Your task is to copy the listing exactly. Drop any pictures from the copy.

Start of Given information

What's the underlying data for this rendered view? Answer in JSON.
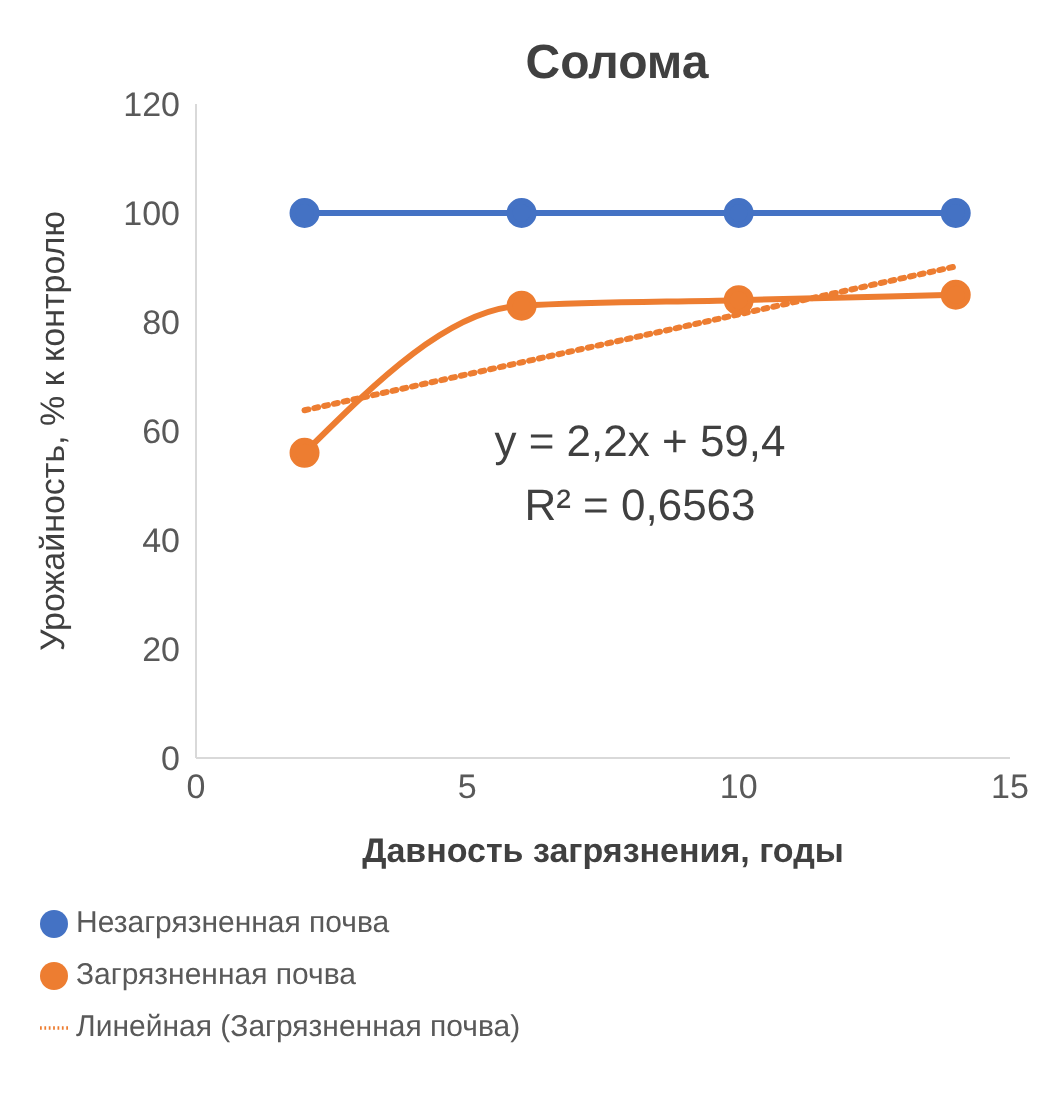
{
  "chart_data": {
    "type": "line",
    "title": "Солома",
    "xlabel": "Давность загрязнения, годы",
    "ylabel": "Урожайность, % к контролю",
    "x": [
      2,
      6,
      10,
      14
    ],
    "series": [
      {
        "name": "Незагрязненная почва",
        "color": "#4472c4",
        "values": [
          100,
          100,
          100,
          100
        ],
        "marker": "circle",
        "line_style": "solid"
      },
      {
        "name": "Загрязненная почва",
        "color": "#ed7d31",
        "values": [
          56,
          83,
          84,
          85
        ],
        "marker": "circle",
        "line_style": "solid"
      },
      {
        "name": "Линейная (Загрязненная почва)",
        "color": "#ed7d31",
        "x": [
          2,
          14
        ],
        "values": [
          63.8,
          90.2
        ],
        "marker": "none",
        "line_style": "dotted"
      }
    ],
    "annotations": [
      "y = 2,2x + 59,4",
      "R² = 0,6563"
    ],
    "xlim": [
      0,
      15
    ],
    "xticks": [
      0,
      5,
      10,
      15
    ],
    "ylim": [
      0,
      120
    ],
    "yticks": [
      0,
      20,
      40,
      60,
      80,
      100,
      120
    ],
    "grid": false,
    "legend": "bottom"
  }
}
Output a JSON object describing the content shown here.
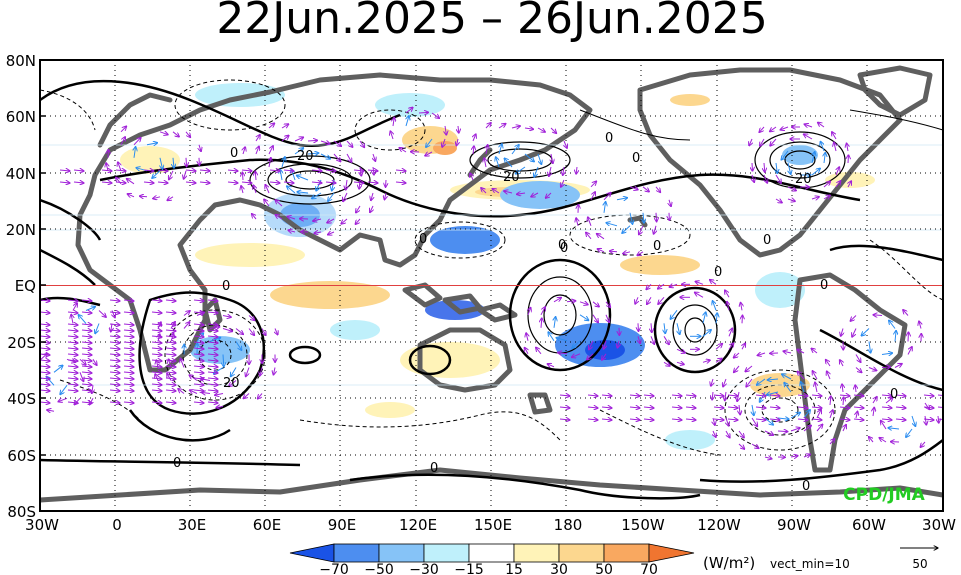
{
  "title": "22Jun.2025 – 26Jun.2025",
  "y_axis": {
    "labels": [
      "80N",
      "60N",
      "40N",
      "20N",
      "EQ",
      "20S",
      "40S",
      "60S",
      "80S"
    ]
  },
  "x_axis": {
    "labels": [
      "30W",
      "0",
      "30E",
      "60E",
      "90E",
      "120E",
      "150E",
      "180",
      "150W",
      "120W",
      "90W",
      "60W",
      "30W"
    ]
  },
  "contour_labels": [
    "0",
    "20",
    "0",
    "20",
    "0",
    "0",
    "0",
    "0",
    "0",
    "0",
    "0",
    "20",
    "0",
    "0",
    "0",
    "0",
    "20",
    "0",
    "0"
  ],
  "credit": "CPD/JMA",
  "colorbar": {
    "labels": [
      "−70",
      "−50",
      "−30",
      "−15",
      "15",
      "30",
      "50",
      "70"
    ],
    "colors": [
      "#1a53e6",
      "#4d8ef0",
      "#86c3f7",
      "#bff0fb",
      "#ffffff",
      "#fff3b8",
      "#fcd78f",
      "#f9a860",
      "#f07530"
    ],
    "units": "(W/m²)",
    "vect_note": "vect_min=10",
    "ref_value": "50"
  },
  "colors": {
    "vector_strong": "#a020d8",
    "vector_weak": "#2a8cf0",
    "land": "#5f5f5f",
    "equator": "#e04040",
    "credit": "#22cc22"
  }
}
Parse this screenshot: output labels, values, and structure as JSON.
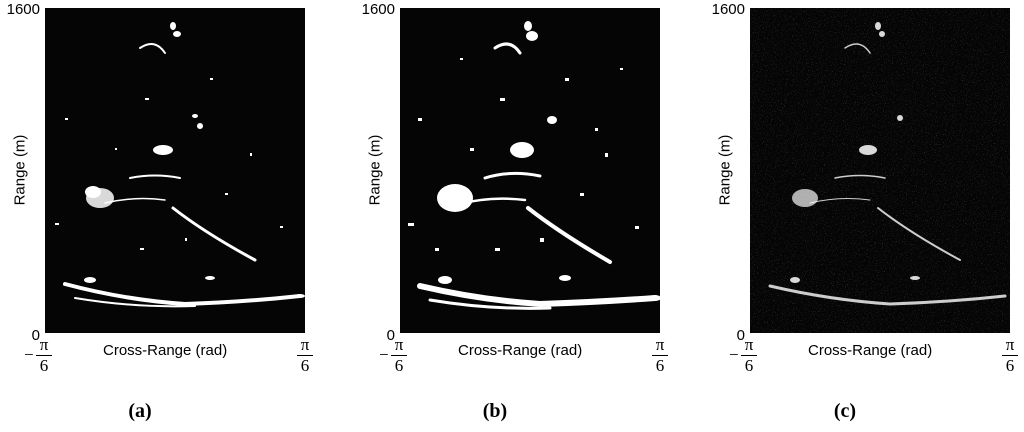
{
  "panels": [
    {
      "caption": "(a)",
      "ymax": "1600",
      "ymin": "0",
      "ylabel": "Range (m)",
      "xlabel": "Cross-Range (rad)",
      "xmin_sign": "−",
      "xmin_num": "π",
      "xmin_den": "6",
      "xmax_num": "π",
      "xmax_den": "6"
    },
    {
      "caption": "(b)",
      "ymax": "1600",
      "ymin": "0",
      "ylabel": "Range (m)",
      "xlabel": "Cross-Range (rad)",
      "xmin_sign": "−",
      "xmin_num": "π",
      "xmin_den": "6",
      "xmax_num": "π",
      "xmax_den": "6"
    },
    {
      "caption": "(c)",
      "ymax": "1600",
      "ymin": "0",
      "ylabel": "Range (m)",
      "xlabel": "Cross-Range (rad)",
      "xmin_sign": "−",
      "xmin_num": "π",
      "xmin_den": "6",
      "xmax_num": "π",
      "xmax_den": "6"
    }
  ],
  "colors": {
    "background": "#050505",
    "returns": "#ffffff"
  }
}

End of Given information

Reply -
What's the underlying data for this rendered view? Answer in JSON.
{
  "chart_data": {
    "type": "line",
    "title": "Солома",
    "xlabel": "Давность загрязнения, годы",
    "ylabel": "Урожайность, % к контролю",
    "x": [
      2,
      6,
      10,
      14
    ],
    "series": [
      {
        "name": "Незагрязненная почва",
        "color": "#4472c4",
        "values": [
          100,
          100,
          100,
          100
        ],
        "marker": "circle",
        "line_style": "solid"
      },
      {
        "name": "Загрязненная почва",
        "color": "#ed7d31",
        "values": [
          56,
          83,
          84,
          85
        ],
        "marker": "circle",
        "line_style": "solid"
      },
      {
        "name": "Линейная (Загрязненная почва)",
        "color": "#ed7d31",
        "x": [
          2,
          14
        ],
        "values": [
          63.8,
          90.2
        ],
        "marker": "none",
        "line_style": "dotted"
      }
    ],
    "annotations": [
      "y = 2,2x + 59,4",
      "R² = 0,6563"
    ],
    "xlim": [
      0,
      15
    ],
    "xticks": [
      0,
      5,
      10,
      15
    ],
    "ylim": [
      0,
      120
    ],
    "yticks": [
      0,
      20,
      40,
      60,
      80,
      100,
      120
    ],
    "grid": false,
    "legend": "bottom"
  }
}
Output a JSON object describing the content shown here.
{
  "title": "22Jun.2025 – 26Jun.2025",
  "y_axis": {
    "labels": [
      "80N",
      "60N",
      "40N",
      "20N",
      "EQ",
      "20S",
      "40S",
      "60S",
      "80S"
    ]
  },
  "x_axis": {
    "labels": [
      "30W",
      "0",
      "30E",
      "60E",
      "90E",
      "120E",
      "150E",
      "180",
      "150W",
      "120W",
      "90W",
      "60W",
      "30W"
    ]
  },
  "contour_labels": [
    "0",
    "20",
    "0",
    "20",
    "0",
    "0",
    "0",
    "0",
    "0",
    "0",
    "0",
    "20",
    "0",
    "0",
    "0",
    "0",
    "20",
    "0",
    "0"
  ],
  "credit": "CPD/JMA",
  "colorbar": {
    "labels": [
      "−70",
      "−50",
      "−30",
      "−15",
      "15",
      "30",
      "50",
      "70"
    ],
    "colors": [
      "#1a53e6",
      "#4d8ef0",
      "#86c3f7",
      "#bff0fb",
      "#ffffff",
      "#fff3b8",
      "#fcd78f",
      "#f9a860",
      "#f07530"
    ],
    "units": "(W/m²)",
    "vect_note": "vect_min=10",
    "ref_value": "50"
  },
  "colors": {
    "vector_strong": "#a020d8",
    "vector_weak": "#2a8cf0",
    "land": "#5f5f5f",
    "equator": "#e04040",
    "credit": "#22cc22"
  }
}
Parse this screenshot: output labels, values, and structure as JSON.
{
  "panels": [
    {
      "caption": "(a)",
      "ymax": "1600",
      "ymin": "0",
      "ylabel": "Range (m)",
      "xlabel": "Cross-Range (rad)",
      "xmin_sign": "−",
      "xmin_num": "π",
      "xmin_den": "6",
      "xmax_num": "π",
      "xmax_den": "6"
    },
    {
      "caption": "(b)",
      "ymax": "1600",
      "ymin": "0",
      "ylabel": "Range (m)",
      "xlabel": "Cross-Range (rad)",
      "xmin_sign": "−",
      "xmin_num": "π",
      "xmin_den": "6",
      "xmax_num": "π",
      "xmax_den": "6"
    },
    {
      "caption": "(c)",
      "ymax": "1600",
      "ymin": "0",
      "ylabel": "Range (m)",
      "xlabel": "Cross-Range (rad)",
      "xmin_sign": "−",
      "xmin_num": "π",
      "xmin_den": "6",
      "xmax_num": "π",
      "xmax_den": "6"
    }
  ],
  "colors": {
    "background": "#050505",
    "returns": "#ffffff"
  }
}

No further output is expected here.